Return the entries from the line with "What elements are" to the line with "table-icon[interactable]: ▦ xyxy=(209,133,220,147)", both included, reproducing each line unchanged.

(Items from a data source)

-.-.-

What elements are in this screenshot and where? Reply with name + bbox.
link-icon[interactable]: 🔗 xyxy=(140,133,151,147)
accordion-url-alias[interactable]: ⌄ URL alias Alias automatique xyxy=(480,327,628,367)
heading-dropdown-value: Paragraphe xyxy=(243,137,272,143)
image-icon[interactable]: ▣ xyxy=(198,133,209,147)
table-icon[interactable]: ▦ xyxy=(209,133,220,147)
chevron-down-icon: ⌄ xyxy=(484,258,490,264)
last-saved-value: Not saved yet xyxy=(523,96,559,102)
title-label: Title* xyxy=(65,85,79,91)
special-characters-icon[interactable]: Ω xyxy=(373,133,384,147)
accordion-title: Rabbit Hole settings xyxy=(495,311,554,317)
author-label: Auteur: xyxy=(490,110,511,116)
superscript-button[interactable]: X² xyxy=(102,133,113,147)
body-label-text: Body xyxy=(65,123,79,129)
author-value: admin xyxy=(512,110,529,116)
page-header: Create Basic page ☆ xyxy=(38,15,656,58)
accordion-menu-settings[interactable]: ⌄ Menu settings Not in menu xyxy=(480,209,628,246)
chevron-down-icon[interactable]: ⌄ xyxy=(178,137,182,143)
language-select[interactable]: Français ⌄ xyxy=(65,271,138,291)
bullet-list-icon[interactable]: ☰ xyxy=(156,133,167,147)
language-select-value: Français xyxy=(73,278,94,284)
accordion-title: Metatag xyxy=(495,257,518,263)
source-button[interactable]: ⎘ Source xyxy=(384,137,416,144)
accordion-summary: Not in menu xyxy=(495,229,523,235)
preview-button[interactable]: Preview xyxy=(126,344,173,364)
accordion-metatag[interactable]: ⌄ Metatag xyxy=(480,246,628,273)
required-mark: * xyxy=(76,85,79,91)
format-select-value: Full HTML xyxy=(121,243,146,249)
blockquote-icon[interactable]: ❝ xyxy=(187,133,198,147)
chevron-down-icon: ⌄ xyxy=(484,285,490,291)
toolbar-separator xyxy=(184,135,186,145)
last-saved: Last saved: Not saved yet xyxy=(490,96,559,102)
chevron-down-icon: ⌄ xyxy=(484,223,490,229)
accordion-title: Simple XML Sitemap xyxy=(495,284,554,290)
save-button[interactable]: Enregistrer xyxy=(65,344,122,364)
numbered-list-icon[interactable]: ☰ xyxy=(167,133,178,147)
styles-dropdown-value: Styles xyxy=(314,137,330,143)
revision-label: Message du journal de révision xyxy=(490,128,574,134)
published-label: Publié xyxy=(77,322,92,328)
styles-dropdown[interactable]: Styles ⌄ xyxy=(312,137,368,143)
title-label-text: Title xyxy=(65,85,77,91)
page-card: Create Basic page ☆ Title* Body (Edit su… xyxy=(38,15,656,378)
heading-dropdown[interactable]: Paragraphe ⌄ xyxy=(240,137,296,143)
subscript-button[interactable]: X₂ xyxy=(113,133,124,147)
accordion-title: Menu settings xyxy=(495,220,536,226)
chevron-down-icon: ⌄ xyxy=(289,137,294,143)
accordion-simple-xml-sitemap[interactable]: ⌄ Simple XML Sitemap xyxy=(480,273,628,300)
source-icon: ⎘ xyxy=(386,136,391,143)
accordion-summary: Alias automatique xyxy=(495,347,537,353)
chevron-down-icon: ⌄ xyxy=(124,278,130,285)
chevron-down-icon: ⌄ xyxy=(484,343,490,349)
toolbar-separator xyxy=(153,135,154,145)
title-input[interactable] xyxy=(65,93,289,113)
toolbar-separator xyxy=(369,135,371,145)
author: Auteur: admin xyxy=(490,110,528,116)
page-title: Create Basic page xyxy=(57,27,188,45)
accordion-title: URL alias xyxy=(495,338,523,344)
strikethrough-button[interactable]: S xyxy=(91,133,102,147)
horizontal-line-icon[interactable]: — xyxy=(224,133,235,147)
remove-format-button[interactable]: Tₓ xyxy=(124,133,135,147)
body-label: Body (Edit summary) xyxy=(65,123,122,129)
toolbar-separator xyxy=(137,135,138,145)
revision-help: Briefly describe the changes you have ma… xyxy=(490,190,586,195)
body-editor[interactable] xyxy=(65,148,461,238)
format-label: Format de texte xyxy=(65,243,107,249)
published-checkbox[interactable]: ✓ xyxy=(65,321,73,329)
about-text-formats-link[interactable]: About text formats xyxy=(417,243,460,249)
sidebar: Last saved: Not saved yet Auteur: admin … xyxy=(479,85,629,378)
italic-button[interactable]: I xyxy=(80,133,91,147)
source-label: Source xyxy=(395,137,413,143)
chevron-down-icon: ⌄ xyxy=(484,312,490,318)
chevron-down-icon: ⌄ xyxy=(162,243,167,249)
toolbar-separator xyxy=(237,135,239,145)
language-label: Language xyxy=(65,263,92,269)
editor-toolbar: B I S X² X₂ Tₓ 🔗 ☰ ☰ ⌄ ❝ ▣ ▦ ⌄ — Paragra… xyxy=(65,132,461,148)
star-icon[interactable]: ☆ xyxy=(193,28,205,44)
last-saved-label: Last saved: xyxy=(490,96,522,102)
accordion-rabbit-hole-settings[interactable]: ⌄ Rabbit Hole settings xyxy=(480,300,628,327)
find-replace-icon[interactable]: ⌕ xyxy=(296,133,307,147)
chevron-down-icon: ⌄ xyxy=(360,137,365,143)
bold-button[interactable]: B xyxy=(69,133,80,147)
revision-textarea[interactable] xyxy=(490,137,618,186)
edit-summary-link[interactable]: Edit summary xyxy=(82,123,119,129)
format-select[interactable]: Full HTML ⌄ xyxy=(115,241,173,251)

-.-.-

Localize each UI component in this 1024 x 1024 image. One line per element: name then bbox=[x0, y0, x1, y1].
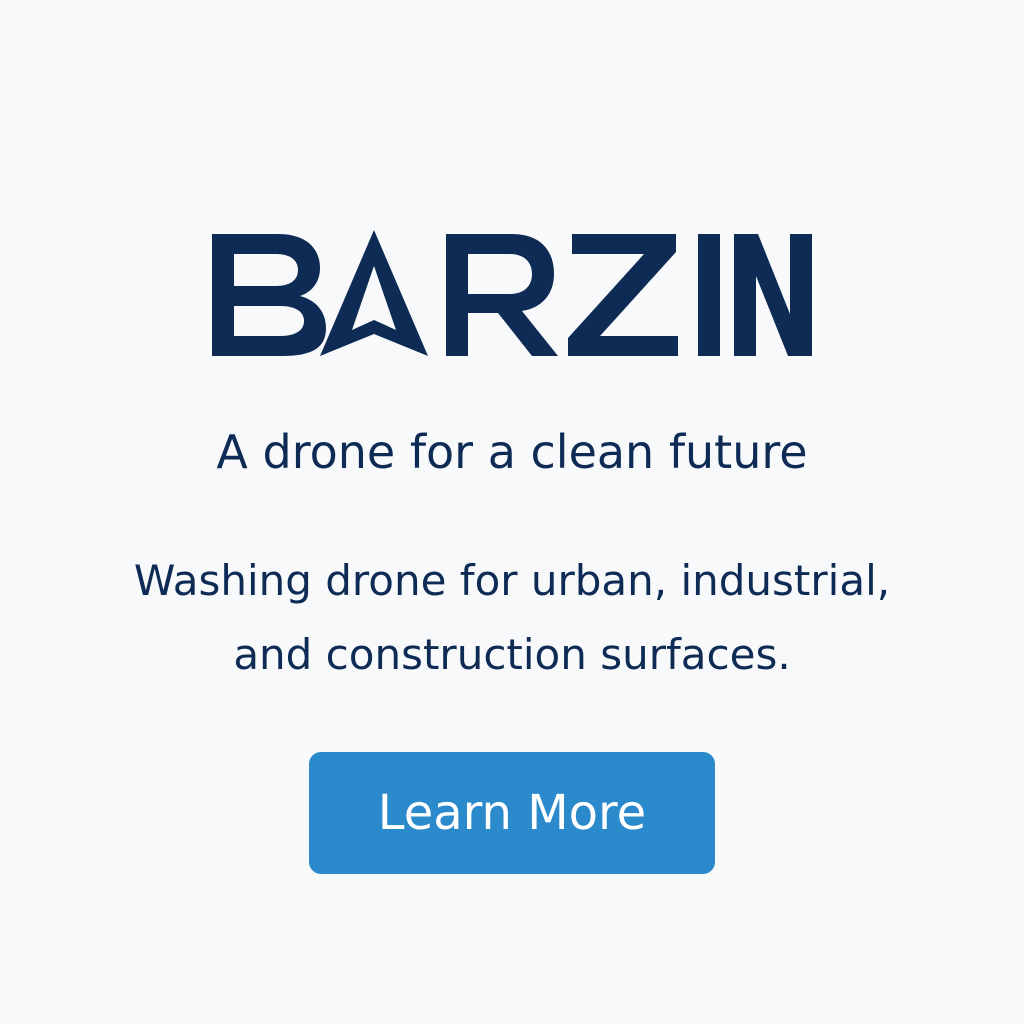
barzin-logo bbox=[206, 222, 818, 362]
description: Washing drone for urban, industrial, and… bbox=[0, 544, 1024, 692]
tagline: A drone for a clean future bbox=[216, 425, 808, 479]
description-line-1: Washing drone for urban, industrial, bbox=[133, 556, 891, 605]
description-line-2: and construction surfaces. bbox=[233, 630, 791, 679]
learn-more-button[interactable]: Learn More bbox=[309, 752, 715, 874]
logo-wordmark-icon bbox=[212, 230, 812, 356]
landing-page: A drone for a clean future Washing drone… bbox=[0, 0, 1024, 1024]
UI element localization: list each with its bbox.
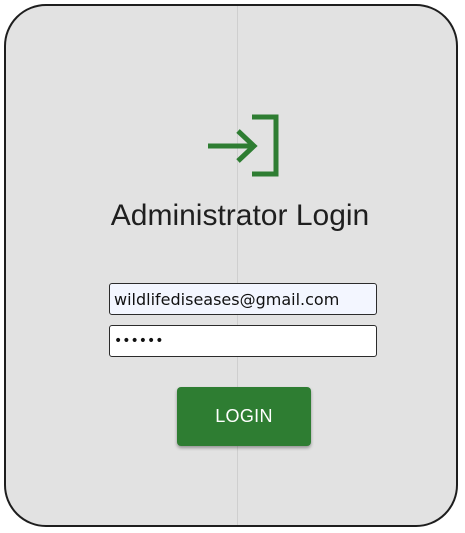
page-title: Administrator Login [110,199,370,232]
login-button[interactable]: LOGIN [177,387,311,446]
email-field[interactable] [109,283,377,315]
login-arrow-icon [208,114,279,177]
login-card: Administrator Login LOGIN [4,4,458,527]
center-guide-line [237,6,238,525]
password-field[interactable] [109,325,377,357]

-.-.-

Exercise solution ▸
What elements are in this screenshot and where? Reply with name + bbox.
link-icon[interactable]: 🔗 xyxy=(140,133,151,147)
accordion-url-alias[interactable]: ⌄ URL alias Alias automatique xyxy=(480,327,628,367)
heading-dropdown-value: Paragraphe xyxy=(243,137,272,143)
image-icon[interactable]: ▣ xyxy=(198,133,209,147)
table-icon[interactable]: ▦ xyxy=(209,133,220,147)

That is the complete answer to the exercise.